:: Work to do ::
Your task is to repeat the entries exactly. Leave the pictures out.

:: Supplied entries ::
— Begin —

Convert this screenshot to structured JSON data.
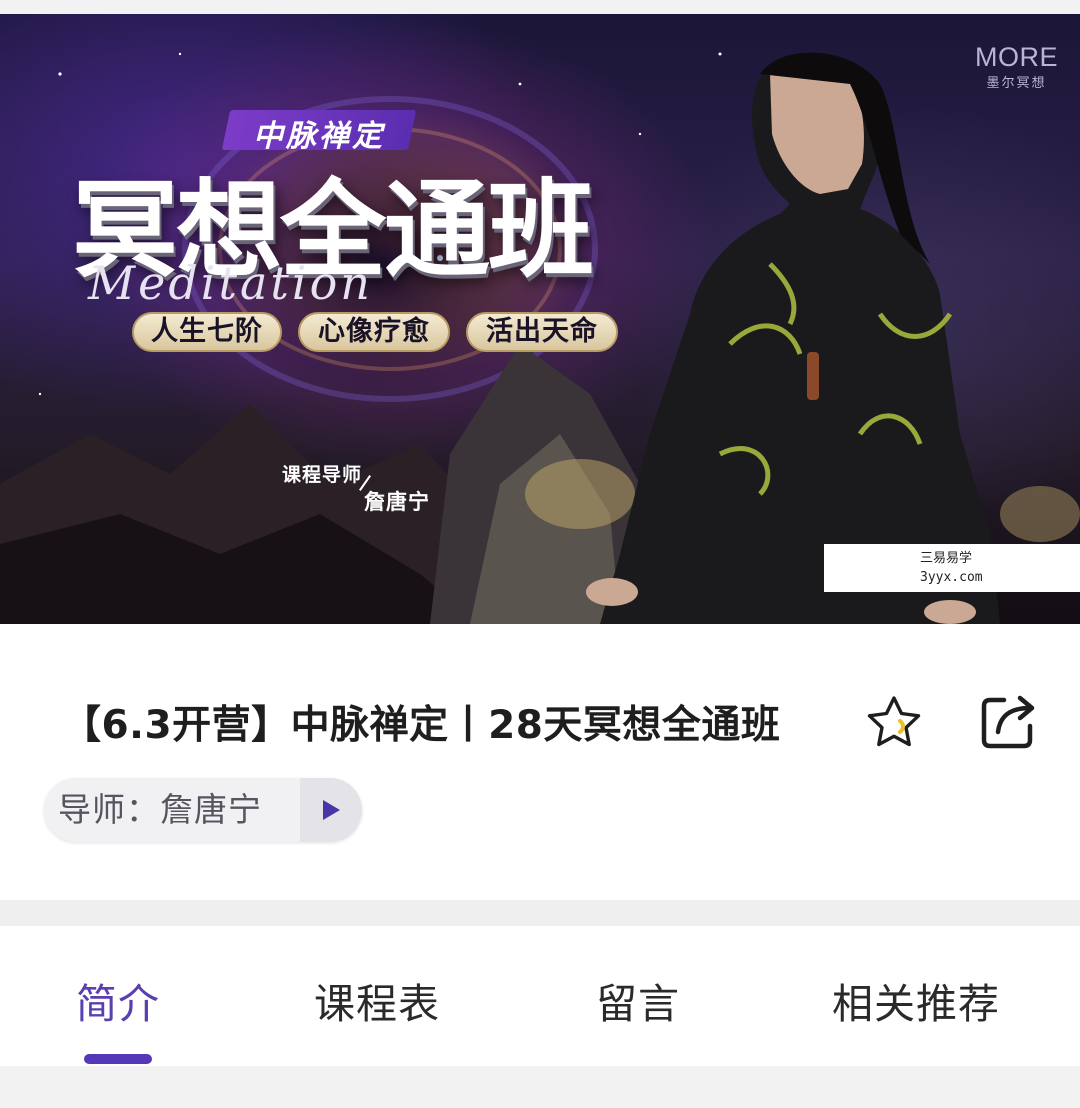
{
  "banner": {
    "logo_en": "MORE",
    "logo_cn": "墨尔冥想",
    "subtitle": "中脉禅定",
    "title": "冥想全通班",
    "script_word": "Meditation",
    "pills": [
      "人生七阶",
      "心像疗愈",
      "活出天命"
    ],
    "teacher_label": "课程导师",
    "teacher_name": "詹唐宁",
    "watermark_line1": "三易易学",
    "watermark_line2": "3yyx.com"
  },
  "course": {
    "title": "【6.3开营】中脉禅定丨28天冥想全通班",
    "favorite_icon": "star-icon",
    "share_icon": "share-icon",
    "mentor_label": "导师：",
    "mentor_name": "詹唐宁",
    "mentor_play_icon": "play-icon"
  },
  "tabs": {
    "items": [
      "简介",
      "课程表",
      "留言",
      "相关推荐"
    ],
    "active_index": 0
  },
  "colors": {
    "accent": "#5438b8",
    "active_tab": "#5a3fb0",
    "pill_gold": "#d8c69e",
    "subtitle_purple": "#7c3cc8"
  }
}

— End —

:: Worked solution ::
Convert this screenshot to structured JSON data.
{
  "banner": {
    "logo_en": "MORE",
    "logo_cn": "墨尔冥想",
    "subtitle": "中脉禅定",
    "title": "冥想全通班",
    "script_word": "Meditation",
    "pills": [
      "人生七阶",
      "心像疗愈",
      "活出天命"
    ],
    "teacher_label": "课程导师",
    "teacher_name": "詹唐宁",
    "watermark_line1": "三易易学",
    "watermark_line2": "3yyx.com"
  },
  "course": {
    "title": "【6.3开营】中脉禅定丨28天冥想全通班",
    "favorite_icon": "star-icon",
    "share_icon": "share-icon",
    "mentor_label": "导师：",
    "mentor_name": "詹唐宁",
    "mentor_play_icon": "play-icon"
  },
  "tabs": {
    "items": [
      "简介",
      "课程表",
      "留言",
      "相关推荐"
    ],
    "active_index": 0
  },
  "colors": {
    "accent": "#5438b8",
    "active_tab": "#5a3fb0",
    "pill_gold": "#d8c69e",
    "subtitle_purple": "#7c3cc8"
  }
}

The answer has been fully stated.